Data section start
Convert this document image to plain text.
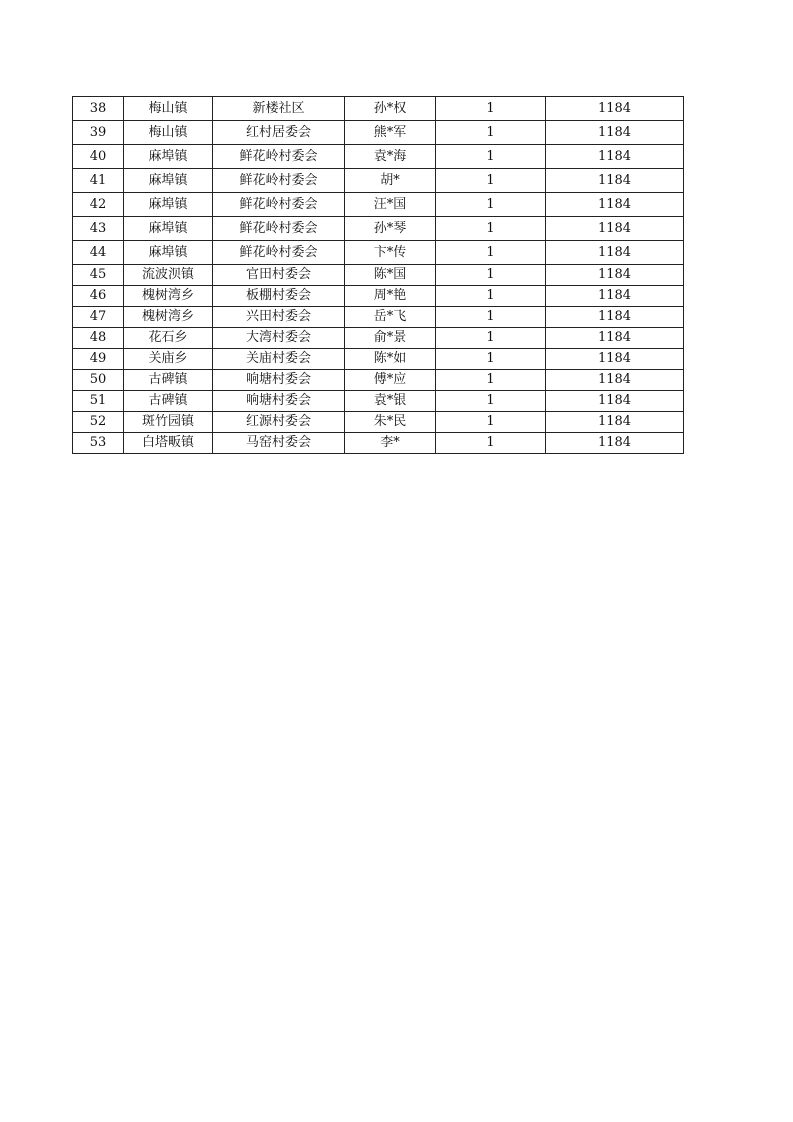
38	梅山镇	新楼社区	孙*权	1	1184
39	梅山镇	红村居委会	熊*军	1	1184
40	麻埠镇	鲜花岭村委会	袁*海	1	1184
41	麻埠镇	鲜花岭村委会	胡*	1	1184
42	麻埠镇	鲜花岭村委会	汪*国	1	1184
43	麻埠镇	鲜花岭村委会	孙*琴	1	1184
44	麻埠镇	鲜花岭村委会	卞*传	1	1184
45	流波𬇙镇	官田村委会	陈*国	1	1184
46	槐树湾乡	板棚村委会	周*艳	1	1184
47	槐树湾乡	兴田村委会	岳*飞	1	1184
48	花石乡	大湾村委会	俞*景	1	1184
49	关庙乡	关庙村委会	陈*如	1	1184
50	古碑镇	响塘村委会	傅*应	1	1184
51	古碑镇	响塘村委会	袁*银	1	1184
52	斑竹园镇	红源村委会	朱*民	1	1184
53	白塔畈镇	马窑村委会	李*	1	1184
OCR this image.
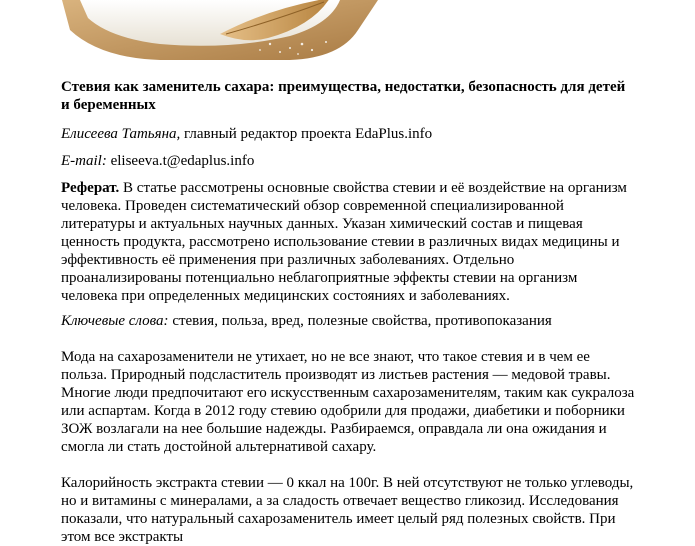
Стевия как заменитель сахара: преимущества, недостатки, безопасность для детей и беременных

Елисеева Татьяна, главный редактор проекта EdaPlus.info
E-mail: eliseeva.t@edaplus.info
Реферат. В статье рассмотрены основные свойства стевии и её воздействие на организм человека. Проведен систематический обзор современной специализированной литературы и актуальных научных данных. Указан химический состав и пищевая ценность продукта, рассмотрено использование стевии в различных видах медицины и эффективность её применения при различных заболеваниях. Отдельно проанализированы потенциально неблагоприятные эффекты стевии на организм человека при определенных медицинских состояниях и заболеваниях.
Ключевые слова: стевия, польза, вред, полезные свойства, противопоказания
Мода на сахарозаменители не утихает, но не все знают, что такое стевия и в чем ее польза. Природный подсластитель производят из листьев растения — медовой травы. Многие люди предпочитают его искусственным сахарозаменителям, таким как сукралоза или аспартам. Когда в 2012 году стевию одобрили для продажи, диабетики и поборники ЗОЖ возлагали на нее большие надежды. Разбираемся, оправдала ли она ожидания и смогла ли стать достойной альтернативой сахару.
Калорийность экстракта стевии — 0 ккал на 100г. В ней отсутствуют не только углеводы, но и витамины с минералами, а за сладость отвечает вещество гликозид. Исследования показали, что натуральный сахарозаменитель имеет целый ряд полезных свойств. При этом все экстракты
Data section end
> [Set problem] Omit the pictures, then quote the rest of the material above exactly.

> [Task answer]
Convert this document image to plain text.
38	梅山镇	新楼社区	孙*权	1	1184
39	梅山镇	红村居委会	熊*军	1	1184
40	麻埠镇	鲜花岭村委会	袁*海	1	1184
41	麻埠镇	鲜花岭村委会	胡*	1	1184
42	麻埠镇	鲜花岭村委会	汪*国	1	1184
43	麻埠镇	鲜花岭村委会	孙*琴	1	1184
44	麻埠镇	鲜花岭村委会	卞*传	1	1184
45	流波𬇙镇	官田村委会	陈*国	1	1184
46	槐树湾乡	板棚村委会	周*艳	1	1184
47	槐树湾乡	兴田村委会	岳*飞	1	1184
48	花石乡	大湾村委会	俞*景	1	1184
49	关庙乡	关庙村委会	陈*如	1	1184
50	古碑镇	响塘村委会	傅*应	1	1184
51	古碑镇	响塘村委会	袁*银	1	1184
52	斑竹园镇	红源村委会	朱*民	1	1184
53	白塔畈镇	马窑村委会	李*	1	1184
OCR this image.
Стевия как заменитель сахара: преимущества, недостатки, безопасность для детей и беременных

Елисеева Татьяна, главный редактор проекта EdaPlus.info
E-mail: eliseeva.t@edaplus.info
Реферат. В статье рассмотрены основные свойства стевии и её воздействие на организм человека. Проведен систематический обзор современной специализированной литературы и актуальных научных данных. Указан химический состав и пищевая ценность продукта, рассмотрено использование стевии в различных видах медицины и эффективность её применения при различных заболеваниях. Отдельно проанализированы потенциально неблагоприятные эффекты стевии на организм человека при определенных медицинских состояниях и заболеваниях.
Ключевые слова: стевия, польза, вред, полезные свойства, противопоказания
Мода на сахарозаменители не утихает, но не все знают, что такое стевия и в чем ее польза. Природный подсластитель производят из листьев растения — медовой травы. Многие люди предпочитают его искусственным сахарозаменителям, таким как сукралоза или аспартам. Когда в 2012 году стевию одобрили для продажи, диабетики и поборники ЗОЖ возлагали на нее большие надежды. Разбираемся, оправдала ли она ожидания и смогла ли стать достойной альтернативой сахару.
Калорийность экстракта стевии — 0 ккал на 100г. В ней отсутствуют не только углеводы, но и витамины с минералами, а за сладость отвечает вещество гликозид. Исследования показали, что натуральный сахарозаменитель имеет целый ряд полезных свойств. При этом все экстракты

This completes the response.